### Exercise objective
Write out the whole listing again, exactly as given.

### Data excerpts
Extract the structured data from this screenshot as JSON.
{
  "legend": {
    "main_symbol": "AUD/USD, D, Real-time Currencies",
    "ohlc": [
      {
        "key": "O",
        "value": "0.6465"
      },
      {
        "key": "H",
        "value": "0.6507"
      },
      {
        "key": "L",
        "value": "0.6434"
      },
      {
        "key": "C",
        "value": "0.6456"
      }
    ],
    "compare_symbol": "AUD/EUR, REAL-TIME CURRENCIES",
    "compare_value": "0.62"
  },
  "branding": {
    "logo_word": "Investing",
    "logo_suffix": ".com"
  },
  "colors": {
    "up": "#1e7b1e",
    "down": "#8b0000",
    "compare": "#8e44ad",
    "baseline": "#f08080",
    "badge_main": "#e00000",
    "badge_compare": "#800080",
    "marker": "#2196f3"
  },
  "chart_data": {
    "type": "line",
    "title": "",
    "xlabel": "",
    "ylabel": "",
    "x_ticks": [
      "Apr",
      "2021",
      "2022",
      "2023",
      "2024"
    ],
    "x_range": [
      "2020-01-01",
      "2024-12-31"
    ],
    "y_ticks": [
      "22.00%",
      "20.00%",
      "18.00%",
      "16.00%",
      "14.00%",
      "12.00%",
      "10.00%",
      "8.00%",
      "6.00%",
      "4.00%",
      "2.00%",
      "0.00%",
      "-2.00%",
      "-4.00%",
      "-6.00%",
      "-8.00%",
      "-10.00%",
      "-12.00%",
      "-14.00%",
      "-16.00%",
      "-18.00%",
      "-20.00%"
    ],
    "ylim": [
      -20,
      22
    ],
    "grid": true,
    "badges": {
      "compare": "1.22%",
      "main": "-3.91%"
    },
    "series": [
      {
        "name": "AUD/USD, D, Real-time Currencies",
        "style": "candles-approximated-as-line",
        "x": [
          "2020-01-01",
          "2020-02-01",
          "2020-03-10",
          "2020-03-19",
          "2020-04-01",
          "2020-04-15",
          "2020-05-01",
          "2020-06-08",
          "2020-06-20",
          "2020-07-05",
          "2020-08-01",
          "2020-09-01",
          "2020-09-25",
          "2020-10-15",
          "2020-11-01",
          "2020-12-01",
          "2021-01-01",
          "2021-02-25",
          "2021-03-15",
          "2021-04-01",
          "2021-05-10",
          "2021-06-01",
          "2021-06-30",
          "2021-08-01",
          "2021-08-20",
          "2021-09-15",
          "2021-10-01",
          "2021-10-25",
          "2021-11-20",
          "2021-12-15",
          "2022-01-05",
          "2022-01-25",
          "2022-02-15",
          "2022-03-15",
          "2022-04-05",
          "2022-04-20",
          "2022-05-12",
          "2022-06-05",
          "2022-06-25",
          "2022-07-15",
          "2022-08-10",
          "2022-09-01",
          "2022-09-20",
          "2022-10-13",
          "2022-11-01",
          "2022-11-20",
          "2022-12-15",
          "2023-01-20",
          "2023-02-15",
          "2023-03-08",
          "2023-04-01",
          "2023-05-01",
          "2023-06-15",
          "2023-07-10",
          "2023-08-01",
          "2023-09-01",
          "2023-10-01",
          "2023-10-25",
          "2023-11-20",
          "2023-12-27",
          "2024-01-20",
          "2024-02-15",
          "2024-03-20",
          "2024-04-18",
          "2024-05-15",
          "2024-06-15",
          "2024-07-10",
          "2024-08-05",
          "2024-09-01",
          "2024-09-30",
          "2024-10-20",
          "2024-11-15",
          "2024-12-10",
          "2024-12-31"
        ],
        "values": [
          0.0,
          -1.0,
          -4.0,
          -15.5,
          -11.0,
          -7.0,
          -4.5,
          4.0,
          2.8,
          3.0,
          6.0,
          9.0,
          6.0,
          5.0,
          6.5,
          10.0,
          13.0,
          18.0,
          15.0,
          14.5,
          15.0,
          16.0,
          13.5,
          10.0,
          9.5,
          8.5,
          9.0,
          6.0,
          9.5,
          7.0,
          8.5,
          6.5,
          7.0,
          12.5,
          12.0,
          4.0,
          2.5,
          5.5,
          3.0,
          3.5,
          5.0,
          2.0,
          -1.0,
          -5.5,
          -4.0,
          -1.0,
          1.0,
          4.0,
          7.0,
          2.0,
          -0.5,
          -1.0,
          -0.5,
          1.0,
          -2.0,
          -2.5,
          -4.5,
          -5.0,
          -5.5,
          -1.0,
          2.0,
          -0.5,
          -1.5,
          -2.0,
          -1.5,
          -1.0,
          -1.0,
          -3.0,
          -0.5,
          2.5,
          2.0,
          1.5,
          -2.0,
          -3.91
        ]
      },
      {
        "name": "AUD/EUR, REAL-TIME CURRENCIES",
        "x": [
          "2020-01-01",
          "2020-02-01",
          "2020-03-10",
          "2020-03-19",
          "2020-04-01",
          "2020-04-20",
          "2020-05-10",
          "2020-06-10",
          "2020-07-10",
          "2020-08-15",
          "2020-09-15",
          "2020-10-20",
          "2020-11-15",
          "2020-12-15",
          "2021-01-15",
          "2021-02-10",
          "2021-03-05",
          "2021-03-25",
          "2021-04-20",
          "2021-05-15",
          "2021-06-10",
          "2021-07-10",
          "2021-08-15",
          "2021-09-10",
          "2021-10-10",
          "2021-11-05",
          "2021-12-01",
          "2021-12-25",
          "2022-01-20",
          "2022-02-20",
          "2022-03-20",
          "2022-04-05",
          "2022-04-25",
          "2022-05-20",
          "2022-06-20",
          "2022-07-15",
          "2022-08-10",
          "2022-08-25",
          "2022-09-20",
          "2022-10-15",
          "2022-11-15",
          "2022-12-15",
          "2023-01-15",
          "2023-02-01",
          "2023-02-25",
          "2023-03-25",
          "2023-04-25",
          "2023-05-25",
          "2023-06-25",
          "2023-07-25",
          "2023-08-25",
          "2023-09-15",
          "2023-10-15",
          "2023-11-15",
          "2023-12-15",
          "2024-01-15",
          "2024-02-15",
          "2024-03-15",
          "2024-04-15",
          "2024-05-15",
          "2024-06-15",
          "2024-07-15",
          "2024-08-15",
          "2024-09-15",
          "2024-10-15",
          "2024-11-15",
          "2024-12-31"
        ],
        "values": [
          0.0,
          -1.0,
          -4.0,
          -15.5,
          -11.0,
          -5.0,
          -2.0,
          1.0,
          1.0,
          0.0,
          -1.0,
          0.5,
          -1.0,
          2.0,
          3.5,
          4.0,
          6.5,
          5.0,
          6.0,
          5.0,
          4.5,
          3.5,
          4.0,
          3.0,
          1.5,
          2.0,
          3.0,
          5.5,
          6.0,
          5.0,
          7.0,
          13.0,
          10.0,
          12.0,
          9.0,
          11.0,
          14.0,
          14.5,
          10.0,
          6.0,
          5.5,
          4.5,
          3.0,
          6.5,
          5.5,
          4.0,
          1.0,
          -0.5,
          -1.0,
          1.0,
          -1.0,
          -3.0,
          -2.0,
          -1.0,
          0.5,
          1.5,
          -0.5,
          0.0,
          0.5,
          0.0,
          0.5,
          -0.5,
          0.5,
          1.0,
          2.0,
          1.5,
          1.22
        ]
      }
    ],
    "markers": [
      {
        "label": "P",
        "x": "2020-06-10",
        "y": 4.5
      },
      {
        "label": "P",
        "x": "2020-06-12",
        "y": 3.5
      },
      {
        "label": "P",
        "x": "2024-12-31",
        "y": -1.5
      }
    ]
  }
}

### Solution to the problem
Extract the structured data from this screenshot as JSON.
{
  "legend": {
    "main_symbol": "AUD/USD, D, Real-time Currencies",
    "ohlc": [
      {
        "key": "O",
        "value": "0.6465"
      },
      {
        "key": "H",
        "value": "0.6507"
      },
      {
        "key": "L",
        "value": "0.6434"
      },
      {
        "key": "C",
        "value": "0.6456"
      }
    ],
    "compare_symbol": "AUD/EUR, REAL-TIME CURRENCIES",
    "compare_value": "0.62"
  },
  "branding": {
    "logo_word": "Investing",
    "logo_suffix": ".com"
  },
  "colors": {
    "up": "#1e7b1e",
    "down": "#8b0000",
    "compare": "#8e44ad",
    "baseline": "#f08080",
    "badge_main": "#e00000",
    "badge_compare": "#800080",
    "marker": "#2196f3"
  },
  "chart_data": {
    "type": "line",
    "title": "",
    "xlabel": "",
    "ylabel": "",
    "x_ticks": [
      "Apr",
      "2021",
      "2022",
      "2023",
      "2024"
    ],
    "x_range": [
      "2020-01-01",
      "2024-12-31"
    ],
    "y_ticks": [
      "22.00%",
      "20.00%",
      "18.00%",
      "16.00%",
      "14.00%",
      "12.00%",
      "10.00%",
      "8.00%",
      "6.00%",
      "4.00%",
      "2.00%",
      "0.00%",
      "-2.00%",
      "-4.00%",
      "-6.00%",
      "-8.00%",
      "-10.00%",
      "-12.00%",
      "-14.00%",
      "-16.00%",
      "-18.00%",
      "-20.00%"
    ],
    "ylim": [
      -20,
      22
    ],
    "grid": true,
    "badges": {
      "compare": "1.22%",
      "main": "-3.91%"
    },
    "series": [
      {
        "name": "AUD/USD, D, Real-time Currencies",
        "style": "candles-approximated-as-line",
        "x": [
          "2020-01-01",
          "2020-02-01",
          "2020-03-10",
          "2020-03-19",
          "2020-04-01",
          "2020-04-15",
          "2020-05-01",
          "2020-06-08",
          "2020-06-20",
          "2020-07-05",
          "2020-08-01",
          "2020-09-01",
          "2020-09-25",
          "2020-10-15",
          "2020-11-01",
          "2020-12-01",
          "2021-01-01",
          "2021-02-25",
          "2021-03-15",
          "2021-04-01",
          "2021-05-10",
          "2021-06-01",
          "2021-06-30",
          "2021-08-01",
          "2021-08-20",
          "2021-09-15",
          "2021-10-01",
          "2021-10-25",
          "2021-11-20",
          "2021-12-15",
          "2022-01-05",
          "2022-01-25",
          "2022-02-15",
          "2022-03-15",
          "2022-04-05",
          "2022-04-20",
          "2022-05-12",
          "2022-06-05",
          "2022-06-25",
          "2022-07-15",
          "2022-08-10",
          "2022-09-01",
          "2022-09-20",
          "2022-10-13",
          "2022-11-01",
          "2022-11-20",
          "2022-12-15",
          "2023-01-20",
          "2023-02-15",
          "2023-03-08",
          "2023-04-01",
          "2023-05-01",
          "2023-06-15",
          "2023-07-10",
          "2023-08-01",
          "2023-09-01",
          "2023-10-01",
          "2023-10-25",
          "2023-11-20",
          "2023-12-27",
          "2024-01-20",
          "2024-02-15",
          "2024-03-20",
          "2024-04-18",
          "2024-05-15",
          "2024-06-15",
          "2024-07-10",
          "2024-08-05",
          "2024-09-01",
          "2024-09-30",
          "2024-10-20",
          "2024-11-15",
          "2024-12-10",
          "2024-12-31"
        ],
        "values": [
          0.0,
          -1.0,
          -4.0,
          -15.5,
          -11.0,
          -7.0,
          -4.5,
          4.0,
          2.8,
          3.0,
          6.0,
          9.0,
          6.0,
          5.0,
          6.5,
          10.0,
          13.0,
          18.0,
          15.0,
          14.5,
          15.0,
          16.0,
          13.5,
          10.0,
          9.5,
          8.5,
          9.0,
          6.0,
          9.5,
          7.0,
          8.5,
          6.5,
          7.0,
          12.5,
          12.0,
          4.0,
          2.5,
          5.5,
          3.0,
          3.5,
          5.0,
          2.0,
          -1.0,
          -5.5,
          -4.0,
          -1.0,
          1.0,
          4.0,
          7.0,
          2.0,
          -0.5,
          -1.0,
          -0.5,
          1.0,
          -2.0,
          -2.5,
          -4.5,
          -5.0,
          -5.5,
          -1.0,
          2.0,
          -0.5,
          -1.5,
          -2.0,
          -1.5,
          -1.0,
          -1.0,
          -3.0,
          -0.5,
          2.5,
          2.0,
          1.5,
          -2.0,
          -3.91
        ]
      },
      {
        "name": "AUD/EUR, REAL-TIME CURRENCIES",
        "x": [
          "2020-01-01",
          "2020-02-01",
          "2020-03-10",
          "2020-03-19",
          "2020-04-01",
          "2020-04-20",
          "2020-05-10",
          "2020-06-10",
          "2020-07-10",
          "2020-08-15",
          "2020-09-15",
          "2020-10-20",
          "2020-11-15",
          "2020-12-15",
          "2021-01-15",
          "2021-02-10",
          "2021-03-05",
          "2021-03-25",
          "2021-04-20",
          "2021-05-15",
          "2021-06-10",
          "2021-07-10",
          "2021-08-15",
          "2021-09-10",
          "2021-10-10",
          "2021-11-05",
          "2021-12-01",
          "2021-12-25",
          "2022-01-20",
          "2022-02-20",
          "2022-03-20",
          "2022-04-05",
          "2022-04-25",
          "2022-05-20",
          "2022-06-20",
          "2022-07-15",
          "2022-08-10",
          "2022-08-25",
          "2022-09-20",
          "2022-10-15",
          "2022-11-15",
          "2022-12-15",
          "2023-01-15",
          "2023-02-01",
          "2023-02-25",
          "2023-03-25",
          "2023-04-25",
          "2023-05-25",
          "2023-06-25",
          "2023-07-25",
          "2023-08-25",
          "2023-09-15",
          "2023-10-15",
          "2023-11-15",
          "2023-12-15",
          "2024-01-15",
          "2024-02-15",
          "2024-03-15",
          "2024-04-15",
          "2024-05-15",
          "2024-06-15",
          "2024-07-15",
          "2024-08-15",
          "2024-09-15",
          "2024-10-15",
          "2024-11-15",
          "2024-12-31"
        ],
        "values": [
          0.0,
          -1.0,
          -4.0,
          -15.5,
          -11.0,
          -5.0,
          -2.0,
          1.0,
          1.0,
          0.0,
          -1.0,
          0.5,
          -1.0,
          2.0,
          3.5,
          4.0,
          6.5,
          5.0,
          6.0,
          5.0,
          4.5,
          3.5,
          4.0,
          3.0,
          1.5,
          2.0,
          3.0,
          5.5,
          6.0,
          5.0,
          7.0,
          13.0,
          10.0,
          12.0,
          9.0,
          11.0,
          14.0,
          14.5,
          10.0,
          6.0,
          5.5,
          4.5,
          3.0,
          6.5,
          5.5,
          4.0,
          1.0,
          -0.5,
          -1.0,
          1.0,
          -1.0,
          -3.0,
          -2.0,
          -1.0,
          0.5,
          1.5,
          -0.5,
          0.0,
          0.5,
          0.0,
          0.5,
          -0.5,
          0.5,
          1.0,
          2.0,
          1.5,
          1.22
        ]
      }
    ],
    "markers": [
      {
        "label": "P",
        "x": "2020-06-10",
        "y": 4.5
      },
      {
        "label": "P",
        "x": "2020-06-12",
        "y": 3.5
      },
      {
        "label": "P",
        "x": "2024-12-31",
        "y": -1.5
      }
    ]
  }
}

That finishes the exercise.